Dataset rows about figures
-- start --

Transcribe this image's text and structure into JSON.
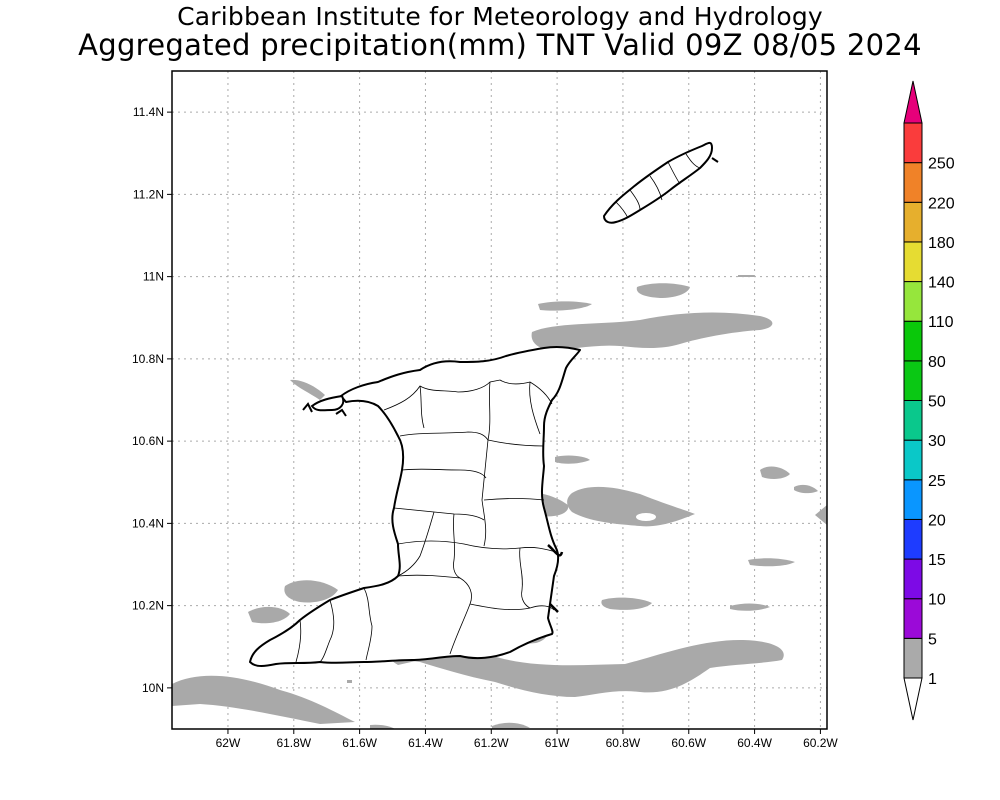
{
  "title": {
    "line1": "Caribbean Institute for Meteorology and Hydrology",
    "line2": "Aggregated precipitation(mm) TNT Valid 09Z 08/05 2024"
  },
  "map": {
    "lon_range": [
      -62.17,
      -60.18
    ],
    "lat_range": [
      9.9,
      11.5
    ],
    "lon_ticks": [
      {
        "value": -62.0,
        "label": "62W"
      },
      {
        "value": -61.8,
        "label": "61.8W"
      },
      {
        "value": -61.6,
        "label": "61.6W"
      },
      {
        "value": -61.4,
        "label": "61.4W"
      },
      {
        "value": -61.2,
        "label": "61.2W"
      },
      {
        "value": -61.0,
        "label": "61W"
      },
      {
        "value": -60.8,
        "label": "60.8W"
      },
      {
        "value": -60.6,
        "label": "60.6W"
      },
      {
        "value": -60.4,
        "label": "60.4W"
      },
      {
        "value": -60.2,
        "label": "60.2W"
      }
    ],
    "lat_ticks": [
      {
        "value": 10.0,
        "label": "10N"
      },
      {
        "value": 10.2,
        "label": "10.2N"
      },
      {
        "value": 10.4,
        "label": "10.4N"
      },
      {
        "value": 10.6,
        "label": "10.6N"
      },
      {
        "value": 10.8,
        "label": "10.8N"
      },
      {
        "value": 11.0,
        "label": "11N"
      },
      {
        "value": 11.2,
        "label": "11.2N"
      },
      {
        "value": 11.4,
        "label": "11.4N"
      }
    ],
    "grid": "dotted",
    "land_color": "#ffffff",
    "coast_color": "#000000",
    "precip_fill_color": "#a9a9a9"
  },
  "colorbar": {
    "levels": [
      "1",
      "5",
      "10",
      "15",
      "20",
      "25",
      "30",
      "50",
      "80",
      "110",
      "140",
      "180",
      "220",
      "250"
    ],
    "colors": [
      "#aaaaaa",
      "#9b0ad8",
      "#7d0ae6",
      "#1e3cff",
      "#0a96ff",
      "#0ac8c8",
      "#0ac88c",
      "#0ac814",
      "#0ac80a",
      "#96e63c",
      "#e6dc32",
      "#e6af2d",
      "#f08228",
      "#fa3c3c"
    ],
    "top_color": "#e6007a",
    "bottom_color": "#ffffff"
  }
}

-- end --

### Work to be completed
Reproduce the material above in full, exactly, with no images.

### Task answer
Transcribe this image's text and structure into JSON.
{
  "title": {
    "line1": "Caribbean Institute for Meteorology and Hydrology",
    "line2": "Aggregated precipitation(mm) TNT Valid 09Z 08/05 2024"
  },
  "map": {
    "lon_range": [
      -62.17,
      -60.18
    ],
    "lat_range": [
      9.9,
      11.5
    ],
    "lon_ticks": [
      {
        "value": -62.0,
        "label": "62W"
      },
      {
        "value": -61.8,
        "label": "61.8W"
      },
      {
        "value": -61.6,
        "label": "61.6W"
      },
      {
        "value": -61.4,
        "label": "61.4W"
      },
      {
        "value": -61.2,
        "label": "61.2W"
      },
      {
        "value": -61.0,
        "label": "61W"
      },
      {
        "value": -60.8,
        "label": "60.8W"
      },
      {
        "value": -60.6,
        "label": "60.6W"
      },
      {
        "value": -60.4,
        "label": "60.4W"
      },
      {
        "value": -60.2,
        "label": "60.2W"
      }
    ],
    "lat_ticks": [
      {
        "value": 10.0,
        "label": "10N"
      },
      {
        "value": 10.2,
        "label": "10.2N"
      },
      {
        "value": 10.4,
        "label": "10.4N"
      },
      {
        "value": 10.6,
        "label": "10.6N"
      },
      {
        "value": 10.8,
        "label": "10.8N"
      },
      {
        "value": 11.0,
        "label": "11N"
      },
      {
        "value": 11.2,
        "label": "11.2N"
      },
      {
        "value": 11.4,
        "label": "11.4N"
      }
    ],
    "grid": "dotted",
    "land_color": "#ffffff",
    "coast_color": "#000000",
    "precip_fill_color": "#a9a9a9"
  },
  "colorbar": {
    "levels": [
      "1",
      "5",
      "10",
      "15",
      "20",
      "25",
      "30",
      "50",
      "80",
      "110",
      "140",
      "180",
      "220",
      "250"
    ],
    "colors": [
      "#aaaaaa",
      "#9b0ad8",
      "#7d0ae6",
      "#1e3cff",
      "#0a96ff",
      "#0ac8c8",
      "#0ac88c",
      "#0ac814",
      "#0ac80a",
      "#96e63c",
      "#e6dc32",
      "#e6af2d",
      "#f08228",
      "#fa3c3c"
    ],
    "top_color": "#e6007a",
    "bottom_color": "#ffffff"
  }
}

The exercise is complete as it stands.